— BEGIN —
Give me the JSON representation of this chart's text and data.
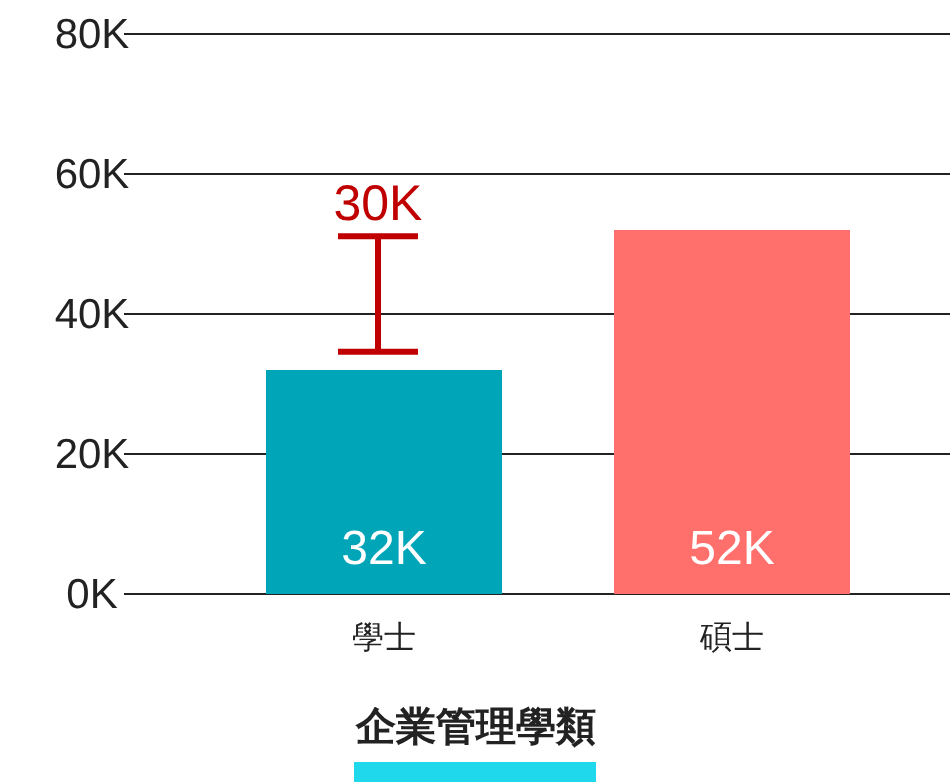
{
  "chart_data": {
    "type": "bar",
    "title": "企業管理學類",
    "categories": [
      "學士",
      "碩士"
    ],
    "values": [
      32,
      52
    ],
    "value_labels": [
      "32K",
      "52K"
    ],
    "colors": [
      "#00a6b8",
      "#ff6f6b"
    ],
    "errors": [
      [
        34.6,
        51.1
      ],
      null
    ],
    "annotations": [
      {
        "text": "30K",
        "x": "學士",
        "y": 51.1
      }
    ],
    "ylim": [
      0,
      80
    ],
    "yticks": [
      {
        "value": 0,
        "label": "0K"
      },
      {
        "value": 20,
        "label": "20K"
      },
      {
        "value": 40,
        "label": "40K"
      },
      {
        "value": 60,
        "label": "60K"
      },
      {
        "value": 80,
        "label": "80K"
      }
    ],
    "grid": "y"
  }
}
— END —
# DIRECTIVE
Output all of the records exactly as they appear above, but not the pictures.

# WORKED SOLUTION
Give me the JSON representation of this chart's text and data.
{
  "chart_data": {
    "type": "bar",
    "title": "企業管理學類",
    "categories": [
      "學士",
      "碩士"
    ],
    "values": [
      32,
      52
    ],
    "value_labels": [
      "32K",
      "52K"
    ],
    "colors": [
      "#00a6b8",
      "#ff6f6b"
    ],
    "errors": [
      [
        34.6,
        51.1
      ],
      null
    ],
    "annotations": [
      {
        "text": "30K",
        "x": "學士",
        "y": 51.1
      }
    ],
    "ylim": [
      0,
      80
    ],
    "yticks": [
      {
        "value": 0,
        "label": "0K"
      },
      {
        "value": 20,
        "label": "20K"
      },
      {
        "value": 40,
        "label": "40K"
      },
      {
        "value": 60,
        "label": "60K"
      },
      {
        "value": 80,
        "label": "80K"
      }
    ],
    "grid": "y"
  }
}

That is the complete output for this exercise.